START

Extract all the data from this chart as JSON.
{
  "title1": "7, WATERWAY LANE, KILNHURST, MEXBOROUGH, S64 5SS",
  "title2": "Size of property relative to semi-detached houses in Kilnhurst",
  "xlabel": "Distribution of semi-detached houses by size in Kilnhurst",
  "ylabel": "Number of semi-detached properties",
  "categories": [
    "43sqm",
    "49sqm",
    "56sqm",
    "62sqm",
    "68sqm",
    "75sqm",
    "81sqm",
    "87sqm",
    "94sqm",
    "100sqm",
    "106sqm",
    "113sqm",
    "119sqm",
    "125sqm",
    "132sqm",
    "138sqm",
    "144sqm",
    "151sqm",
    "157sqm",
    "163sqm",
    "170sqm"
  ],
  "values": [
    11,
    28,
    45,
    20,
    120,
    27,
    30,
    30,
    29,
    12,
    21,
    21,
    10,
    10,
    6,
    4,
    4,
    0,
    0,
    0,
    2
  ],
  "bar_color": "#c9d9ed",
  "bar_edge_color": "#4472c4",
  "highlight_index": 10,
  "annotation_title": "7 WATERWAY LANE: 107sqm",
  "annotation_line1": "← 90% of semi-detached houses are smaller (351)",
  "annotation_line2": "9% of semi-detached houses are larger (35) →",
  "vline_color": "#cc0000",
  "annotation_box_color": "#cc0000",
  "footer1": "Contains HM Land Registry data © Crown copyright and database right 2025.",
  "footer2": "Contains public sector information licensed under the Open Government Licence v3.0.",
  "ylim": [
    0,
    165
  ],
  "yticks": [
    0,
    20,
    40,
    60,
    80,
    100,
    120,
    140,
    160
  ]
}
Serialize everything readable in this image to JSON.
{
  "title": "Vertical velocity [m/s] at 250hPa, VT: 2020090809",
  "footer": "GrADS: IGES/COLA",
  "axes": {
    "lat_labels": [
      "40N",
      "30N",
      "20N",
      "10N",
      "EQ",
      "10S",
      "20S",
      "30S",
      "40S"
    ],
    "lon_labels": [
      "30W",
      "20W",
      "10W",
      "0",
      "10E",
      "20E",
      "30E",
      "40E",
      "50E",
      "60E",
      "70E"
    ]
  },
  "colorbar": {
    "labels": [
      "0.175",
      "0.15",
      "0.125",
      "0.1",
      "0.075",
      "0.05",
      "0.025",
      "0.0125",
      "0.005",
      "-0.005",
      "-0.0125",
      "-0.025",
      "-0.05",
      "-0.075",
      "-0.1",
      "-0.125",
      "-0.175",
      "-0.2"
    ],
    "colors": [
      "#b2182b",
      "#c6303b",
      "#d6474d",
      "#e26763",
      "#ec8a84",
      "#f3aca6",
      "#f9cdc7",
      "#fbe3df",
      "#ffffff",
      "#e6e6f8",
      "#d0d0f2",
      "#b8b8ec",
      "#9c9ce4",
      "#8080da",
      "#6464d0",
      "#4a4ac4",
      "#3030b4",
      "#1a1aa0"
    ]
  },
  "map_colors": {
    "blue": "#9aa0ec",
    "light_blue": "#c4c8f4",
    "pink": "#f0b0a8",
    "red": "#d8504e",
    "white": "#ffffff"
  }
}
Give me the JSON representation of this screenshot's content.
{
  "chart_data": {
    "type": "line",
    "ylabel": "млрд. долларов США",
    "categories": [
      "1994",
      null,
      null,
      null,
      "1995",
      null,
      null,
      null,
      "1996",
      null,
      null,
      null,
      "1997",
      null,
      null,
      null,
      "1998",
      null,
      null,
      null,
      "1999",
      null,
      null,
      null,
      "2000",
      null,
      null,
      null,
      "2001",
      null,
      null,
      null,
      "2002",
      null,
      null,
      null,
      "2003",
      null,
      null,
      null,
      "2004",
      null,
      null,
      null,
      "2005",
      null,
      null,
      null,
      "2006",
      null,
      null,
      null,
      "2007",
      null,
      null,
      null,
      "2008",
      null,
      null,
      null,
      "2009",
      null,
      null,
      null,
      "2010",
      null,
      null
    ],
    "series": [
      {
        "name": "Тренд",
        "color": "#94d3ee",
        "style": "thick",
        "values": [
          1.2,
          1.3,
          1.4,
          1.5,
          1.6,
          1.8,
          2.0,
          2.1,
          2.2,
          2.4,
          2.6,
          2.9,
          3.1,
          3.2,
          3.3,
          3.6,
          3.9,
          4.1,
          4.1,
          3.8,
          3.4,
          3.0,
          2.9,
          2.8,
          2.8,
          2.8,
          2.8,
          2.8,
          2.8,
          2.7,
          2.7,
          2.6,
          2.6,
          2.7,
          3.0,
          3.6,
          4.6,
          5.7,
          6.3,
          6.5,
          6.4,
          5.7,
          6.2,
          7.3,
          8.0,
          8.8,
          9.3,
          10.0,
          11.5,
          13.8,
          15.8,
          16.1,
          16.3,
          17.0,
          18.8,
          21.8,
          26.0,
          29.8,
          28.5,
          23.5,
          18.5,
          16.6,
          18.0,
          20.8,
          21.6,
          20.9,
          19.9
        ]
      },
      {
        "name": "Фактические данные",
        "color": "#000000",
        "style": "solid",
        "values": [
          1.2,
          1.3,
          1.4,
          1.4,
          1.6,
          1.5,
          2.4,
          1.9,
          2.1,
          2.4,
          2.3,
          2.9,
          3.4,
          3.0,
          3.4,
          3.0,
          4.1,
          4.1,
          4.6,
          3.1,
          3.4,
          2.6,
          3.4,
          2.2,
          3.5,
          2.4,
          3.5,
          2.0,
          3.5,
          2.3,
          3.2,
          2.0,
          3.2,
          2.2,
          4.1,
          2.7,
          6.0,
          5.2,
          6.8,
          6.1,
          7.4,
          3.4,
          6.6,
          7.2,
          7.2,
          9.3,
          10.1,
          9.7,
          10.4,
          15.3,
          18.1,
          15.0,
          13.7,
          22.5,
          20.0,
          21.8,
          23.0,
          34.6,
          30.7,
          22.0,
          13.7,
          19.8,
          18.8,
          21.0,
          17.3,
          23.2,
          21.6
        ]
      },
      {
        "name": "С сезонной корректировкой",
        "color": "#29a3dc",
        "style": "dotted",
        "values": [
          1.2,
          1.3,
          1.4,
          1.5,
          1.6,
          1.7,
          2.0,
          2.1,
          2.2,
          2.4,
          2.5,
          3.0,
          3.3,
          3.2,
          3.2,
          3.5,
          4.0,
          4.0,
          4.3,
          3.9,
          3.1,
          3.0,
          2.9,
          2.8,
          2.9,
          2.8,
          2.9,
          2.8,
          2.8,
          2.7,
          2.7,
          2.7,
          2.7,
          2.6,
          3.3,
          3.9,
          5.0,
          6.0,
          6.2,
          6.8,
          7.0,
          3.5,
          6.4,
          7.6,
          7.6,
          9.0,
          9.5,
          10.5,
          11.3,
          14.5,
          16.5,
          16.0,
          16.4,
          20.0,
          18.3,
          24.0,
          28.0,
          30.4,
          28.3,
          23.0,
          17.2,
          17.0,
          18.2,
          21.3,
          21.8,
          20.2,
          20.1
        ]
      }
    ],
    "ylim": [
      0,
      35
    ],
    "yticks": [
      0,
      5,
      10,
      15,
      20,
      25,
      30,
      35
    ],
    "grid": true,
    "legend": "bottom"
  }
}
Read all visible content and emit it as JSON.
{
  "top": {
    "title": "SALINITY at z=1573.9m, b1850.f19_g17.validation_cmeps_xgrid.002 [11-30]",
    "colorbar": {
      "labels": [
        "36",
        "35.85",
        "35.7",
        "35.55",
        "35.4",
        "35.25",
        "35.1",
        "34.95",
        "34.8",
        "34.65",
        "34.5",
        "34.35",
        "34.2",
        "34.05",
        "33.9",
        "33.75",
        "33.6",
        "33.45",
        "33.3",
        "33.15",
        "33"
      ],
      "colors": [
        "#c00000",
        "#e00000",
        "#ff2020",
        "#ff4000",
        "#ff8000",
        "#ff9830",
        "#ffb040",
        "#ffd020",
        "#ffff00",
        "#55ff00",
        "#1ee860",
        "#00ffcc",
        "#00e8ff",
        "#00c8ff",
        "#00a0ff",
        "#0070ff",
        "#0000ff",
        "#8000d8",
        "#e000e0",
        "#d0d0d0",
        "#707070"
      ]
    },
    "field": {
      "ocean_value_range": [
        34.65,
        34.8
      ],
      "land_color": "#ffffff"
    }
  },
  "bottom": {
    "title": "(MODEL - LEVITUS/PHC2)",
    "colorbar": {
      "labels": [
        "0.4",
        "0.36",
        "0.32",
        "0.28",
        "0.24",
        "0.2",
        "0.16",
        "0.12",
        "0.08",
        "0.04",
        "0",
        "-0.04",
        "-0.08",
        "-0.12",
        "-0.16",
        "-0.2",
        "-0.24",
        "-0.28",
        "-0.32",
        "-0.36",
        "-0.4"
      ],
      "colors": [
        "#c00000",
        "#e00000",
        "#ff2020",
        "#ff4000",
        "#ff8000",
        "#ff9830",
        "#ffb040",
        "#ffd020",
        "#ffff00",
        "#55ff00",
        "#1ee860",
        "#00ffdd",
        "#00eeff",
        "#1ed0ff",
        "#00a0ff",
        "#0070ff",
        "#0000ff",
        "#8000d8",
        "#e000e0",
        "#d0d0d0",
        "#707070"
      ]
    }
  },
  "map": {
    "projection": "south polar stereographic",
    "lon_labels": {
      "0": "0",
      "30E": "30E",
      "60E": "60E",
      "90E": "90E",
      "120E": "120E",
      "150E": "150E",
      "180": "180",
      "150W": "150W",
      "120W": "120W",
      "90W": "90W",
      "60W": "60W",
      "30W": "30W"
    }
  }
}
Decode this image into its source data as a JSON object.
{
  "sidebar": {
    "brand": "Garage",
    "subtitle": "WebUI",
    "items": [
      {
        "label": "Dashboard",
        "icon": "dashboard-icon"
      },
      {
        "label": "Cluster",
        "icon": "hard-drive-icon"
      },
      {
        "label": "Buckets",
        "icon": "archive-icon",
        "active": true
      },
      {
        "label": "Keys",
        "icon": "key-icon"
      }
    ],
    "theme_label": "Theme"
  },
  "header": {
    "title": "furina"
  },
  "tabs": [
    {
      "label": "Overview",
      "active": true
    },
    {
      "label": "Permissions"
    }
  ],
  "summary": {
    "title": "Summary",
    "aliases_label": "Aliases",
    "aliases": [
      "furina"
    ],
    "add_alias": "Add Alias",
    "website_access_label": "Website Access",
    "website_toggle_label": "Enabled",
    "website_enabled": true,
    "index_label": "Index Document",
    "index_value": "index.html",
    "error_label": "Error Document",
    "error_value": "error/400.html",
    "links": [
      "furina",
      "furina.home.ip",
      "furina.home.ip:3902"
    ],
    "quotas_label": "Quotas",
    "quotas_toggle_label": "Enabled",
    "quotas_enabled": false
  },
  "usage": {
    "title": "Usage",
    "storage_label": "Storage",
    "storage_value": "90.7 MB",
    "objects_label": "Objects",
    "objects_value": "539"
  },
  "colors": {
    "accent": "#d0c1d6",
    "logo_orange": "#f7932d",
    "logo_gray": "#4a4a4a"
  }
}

END

__Your instructions__:
All lines holding the word "detached" should be picked out and copied.

__Response__:
  "title2": "Size of property relative to semi-detached houses in Kilnhurst",
  "xlabel": "Distribution of semi-detached houses by size in Kilnhurst",
  "ylabel": "Number of semi-detached properties",
  "annotation_line1": "← 90% of semi-detached houses are smaller (351)",
  "annotation_line2": "9% of semi-detached houses are larger (35) →",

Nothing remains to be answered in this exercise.